» ROWS:
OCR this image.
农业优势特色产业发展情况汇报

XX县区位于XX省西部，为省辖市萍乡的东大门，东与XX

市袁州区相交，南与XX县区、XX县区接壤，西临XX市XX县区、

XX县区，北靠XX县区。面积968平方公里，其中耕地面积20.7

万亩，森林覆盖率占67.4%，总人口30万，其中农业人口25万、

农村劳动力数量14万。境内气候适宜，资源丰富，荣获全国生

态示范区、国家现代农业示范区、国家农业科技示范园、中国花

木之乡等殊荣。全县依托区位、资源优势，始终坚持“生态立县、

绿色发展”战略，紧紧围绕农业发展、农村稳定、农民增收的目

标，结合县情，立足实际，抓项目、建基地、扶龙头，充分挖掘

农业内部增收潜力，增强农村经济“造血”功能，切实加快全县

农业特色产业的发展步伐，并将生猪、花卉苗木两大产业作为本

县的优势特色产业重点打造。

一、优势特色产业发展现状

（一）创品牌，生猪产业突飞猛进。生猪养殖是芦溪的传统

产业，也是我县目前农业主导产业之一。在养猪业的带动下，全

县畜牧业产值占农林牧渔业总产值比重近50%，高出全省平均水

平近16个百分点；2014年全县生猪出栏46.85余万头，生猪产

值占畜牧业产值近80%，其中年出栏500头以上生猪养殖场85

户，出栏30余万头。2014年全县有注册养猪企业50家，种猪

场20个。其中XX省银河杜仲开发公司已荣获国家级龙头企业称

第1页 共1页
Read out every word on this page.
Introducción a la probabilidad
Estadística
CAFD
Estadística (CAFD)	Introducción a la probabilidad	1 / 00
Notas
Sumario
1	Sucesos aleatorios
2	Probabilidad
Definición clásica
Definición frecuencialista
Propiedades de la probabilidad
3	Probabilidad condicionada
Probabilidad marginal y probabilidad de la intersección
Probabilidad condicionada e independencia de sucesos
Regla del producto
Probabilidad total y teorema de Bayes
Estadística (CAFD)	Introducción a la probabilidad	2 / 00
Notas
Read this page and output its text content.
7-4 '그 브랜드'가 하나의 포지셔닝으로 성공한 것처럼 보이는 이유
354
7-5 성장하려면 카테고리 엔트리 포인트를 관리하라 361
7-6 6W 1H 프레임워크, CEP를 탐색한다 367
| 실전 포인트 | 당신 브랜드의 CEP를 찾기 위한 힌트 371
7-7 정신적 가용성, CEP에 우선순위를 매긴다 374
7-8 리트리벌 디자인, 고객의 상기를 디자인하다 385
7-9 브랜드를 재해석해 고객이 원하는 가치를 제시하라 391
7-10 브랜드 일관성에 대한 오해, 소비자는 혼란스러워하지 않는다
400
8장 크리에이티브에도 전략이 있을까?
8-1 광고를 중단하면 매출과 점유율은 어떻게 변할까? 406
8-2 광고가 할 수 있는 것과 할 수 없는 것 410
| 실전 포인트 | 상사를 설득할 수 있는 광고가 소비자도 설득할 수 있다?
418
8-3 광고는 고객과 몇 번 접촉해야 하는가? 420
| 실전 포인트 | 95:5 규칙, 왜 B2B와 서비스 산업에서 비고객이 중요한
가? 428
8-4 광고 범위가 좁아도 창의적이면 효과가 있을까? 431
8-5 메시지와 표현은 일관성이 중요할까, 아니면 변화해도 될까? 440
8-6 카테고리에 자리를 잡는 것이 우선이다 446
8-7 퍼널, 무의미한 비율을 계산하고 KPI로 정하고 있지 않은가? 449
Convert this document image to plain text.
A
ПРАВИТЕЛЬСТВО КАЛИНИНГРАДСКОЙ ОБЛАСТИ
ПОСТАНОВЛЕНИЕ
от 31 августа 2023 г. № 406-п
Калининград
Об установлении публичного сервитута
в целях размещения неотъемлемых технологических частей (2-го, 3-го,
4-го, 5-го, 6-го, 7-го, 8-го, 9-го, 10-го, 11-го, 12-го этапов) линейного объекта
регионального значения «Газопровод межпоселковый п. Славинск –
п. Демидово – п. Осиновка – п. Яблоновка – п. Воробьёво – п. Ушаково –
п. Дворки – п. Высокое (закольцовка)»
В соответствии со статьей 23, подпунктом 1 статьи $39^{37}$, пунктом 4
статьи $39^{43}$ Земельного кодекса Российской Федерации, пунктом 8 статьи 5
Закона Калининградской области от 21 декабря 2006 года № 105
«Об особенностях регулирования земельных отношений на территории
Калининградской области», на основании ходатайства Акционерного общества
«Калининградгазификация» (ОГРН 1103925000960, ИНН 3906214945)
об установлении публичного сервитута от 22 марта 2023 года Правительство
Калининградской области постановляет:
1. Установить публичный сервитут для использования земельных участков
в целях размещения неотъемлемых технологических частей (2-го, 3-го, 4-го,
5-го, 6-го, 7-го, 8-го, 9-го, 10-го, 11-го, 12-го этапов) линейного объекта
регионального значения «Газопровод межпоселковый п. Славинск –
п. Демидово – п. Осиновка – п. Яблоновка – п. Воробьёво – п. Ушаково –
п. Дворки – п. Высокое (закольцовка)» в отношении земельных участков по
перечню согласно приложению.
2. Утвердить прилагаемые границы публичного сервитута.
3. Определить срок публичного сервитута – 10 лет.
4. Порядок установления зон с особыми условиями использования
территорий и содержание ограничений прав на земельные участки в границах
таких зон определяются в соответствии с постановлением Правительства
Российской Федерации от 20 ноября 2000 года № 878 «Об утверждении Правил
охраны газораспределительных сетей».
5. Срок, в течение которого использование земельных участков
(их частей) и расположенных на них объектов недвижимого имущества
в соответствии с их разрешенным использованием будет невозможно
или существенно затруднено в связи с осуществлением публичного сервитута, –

» SHORT EXERCISE: Print out all the entries precisely as written.

» IN RESPONSE:
OCR this image.
农业优势特色产业发展情况汇报

XX县区位于XX省西部，为省辖市萍乡的东大门，东与XX

市袁州区相交，南与XX县区、XX县区接壤，西临XX市XX县区、

XX县区，北靠XX县区。面积968平方公里，其中耕地面积20.7

万亩，森林覆盖率占67.4%，总人口30万，其中农业人口25万、

农村劳动力数量14万。境内气候适宜，资源丰富，荣获全国生

态示范区、国家现代农业示范区、国家农业科技示范园、中国花

木之乡等殊荣。全县依托区位、资源优势，始终坚持“生态立县、

绿色发展”战略，紧紧围绕农业发展、农村稳定、农民增收的目

标，结合县情，立足实际，抓项目、建基地、扶龙头，充分挖掘

农业内部增收潜力，增强农村经济“造血”功能，切实加快全县

农业特色产业的发展步伐，并将生猪、花卉苗木两大产业作为本

县的优势特色产业重点打造。

一、优势特色产业发展现状

（一）创品牌，生猪产业突飞猛进。生猪养殖是芦溪的传统

产业，也是我县目前农业主导产业之一。在养猪业的带动下，全

县畜牧业产值占农林牧渔业总产值比重近50%，高出全省平均水

平近16个百分点；2014年全县生猪出栏46.85余万头，生猪产

值占畜牧业产值近80%，其中年出栏500头以上生猪养殖场85

户，出栏30余万头。2014年全县有注册养猪企业50家，种猪

场20个。其中XX省银河杜仲开发公司已荣获国家级龙头企业称

第1页 共1页
Read out every word on this page.
Introducción a la probabilidad
Estadística
CAFD
Estadística (CAFD)	Introducción a la probabilidad	1 / 00
Notas
Sumario
1	Sucesos aleatorios
2	Probabilidad
Definición clásica
Definición frecuencialista
Propiedades de la probabilidad
3	Probabilidad condicionada
Probabilidad marginal y probabilidad de la intersección
Probabilidad condicionada e independencia de sucesos
Regla del producto
Probabilidad total y teorema de Bayes
Estadística (CAFD)	Introducción a la probabilidad	2 / 00
Notas
Read this page and output its text content.
7-4 '그 브랜드'가 하나의 포지셔닝으로 성공한 것처럼 보이는 이유
354
7-5 성장하려면 카테고리 엔트리 포인트를 관리하라 361
7-6 6W 1H 프레임워크, CEP를 탐색한다 367
| 실전 포인트 | 당신 브랜드의 CEP를 찾기 위한 힌트 371
7-7 정신적 가용성, CEP에 우선순위를 매긴다 374
7-8 리트리벌 디자인, 고객의 상기를 디자인하다 385
7-9 브랜드를 재해석해 고객이 원하는 가치를 제시하라 391
7-10 브랜드 일관성에 대한 오해, 소비자는 혼란스러워하지 않는다
400
8장 크리에이티브에도 전략이 있을까?
8-1 광고를 중단하면 매출과 점유율은 어떻게 변할까? 406
8-2 광고가 할 수 있는 것과 할 수 없는 것 410
| 실전 포인트 | 상사를 설득할 수 있는 광고가 소비자도 설득할 수 있다?
418
8-3 광고는 고객과 몇 번 접촉해야 하는가? 420
| 실전 포인트 | 95:5 규칙, 왜 B2B와 서비스 산업에서 비고객이 중요한
가? 428
8-4 광고 범위가 좁아도 창의적이면 효과가 있을까? 431
8-5 메시지와 표현은 일관성이 중요할까, 아니면 변화해도 될까? 440
8-6 카테고리에 자리를 잡는 것이 우선이다 446
8-7 퍼널, 무의미한 비율을 계산하고 KPI로 정하고 있지 않은가? 449
Convert this document image to plain text.
A
ПРАВИТЕЛЬСТВО КАЛИНИНГРАДСКОЙ ОБЛАСТИ
ПОСТАНОВЛЕНИЕ
от 31 августа 2023 г. № 406-п
Калининград
Об установлении публичного сервитута
в целях размещения неотъемлемых технологических частей (2-го, 3-го,
4-го, 5-го, 6-го, 7-го, 8-го, 9-го, 10-го, 11-го, 12-го этапов) линейного объекта
регионального значения «Газопровод межпоселковый п. Славинск –
п. Демидово – п. Осиновка – п. Яблоновка – п. Воробьёво – п. Ушаково –
п. Дворки – п. Высокое (закольцовка)»
В соответствии со статьей 23, подпунктом 1 статьи $39^{37}$, пунктом 4
статьи $39^{43}$ Земельного кодекса Российской Федерации, пунктом 8 статьи 5
Закона Калининградской области от 21 декабря 2006 года № 105
«Об особенностях регулирования земельных отношений на территории
Калининградской области», на основании ходатайства Акционерного общества
«Калининградгазификация» (ОГРН 1103925000960, ИНН 3906214945)
об установлении публичного сервитута от 22 марта 2023 года Правительство
Калининградской области постановляет:
1. Установить публичный сервитут для использования земельных участков
в целях размещения неотъемлемых технологических частей (2-го, 3-го, 4-го,
5-го, 6-го, 7-го, 8-го, 9-го, 10-го, 11-го, 12-го этапов) линейного объекта
регионального значения «Газопровод межпоселковый п. Славинск –
п. Демидово – п. Осиновка – п. Яблоновка – п. Воробьёво – п. Ушаково –
п. Дворки – п. Высокое (закольцовка)» в отношении земельных участков по
перечню согласно приложению.
2. Утвердить прилагаемые границы публичного сервитута.
3. Определить срок публичного сервитута – 10 лет.
4. Порядок установления зон с особыми условиями использования
территорий и содержание ограничений прав на земельные участки в границах
таких зон определяются в соответствии с постановлением Правительства
Российской Федерации от 20 ноября 2000 года № 878 «Об утверждении Правил
охраны газораспределительных сетей».
5. Срок, в течение которого использование земельных участков
(их частей) и расположенных на них объектов недвижимого имущества
в соответствии с их разрешенным использованием будет невозможно
или существенно затруднено в связи с осуществлением публичного сервитута, –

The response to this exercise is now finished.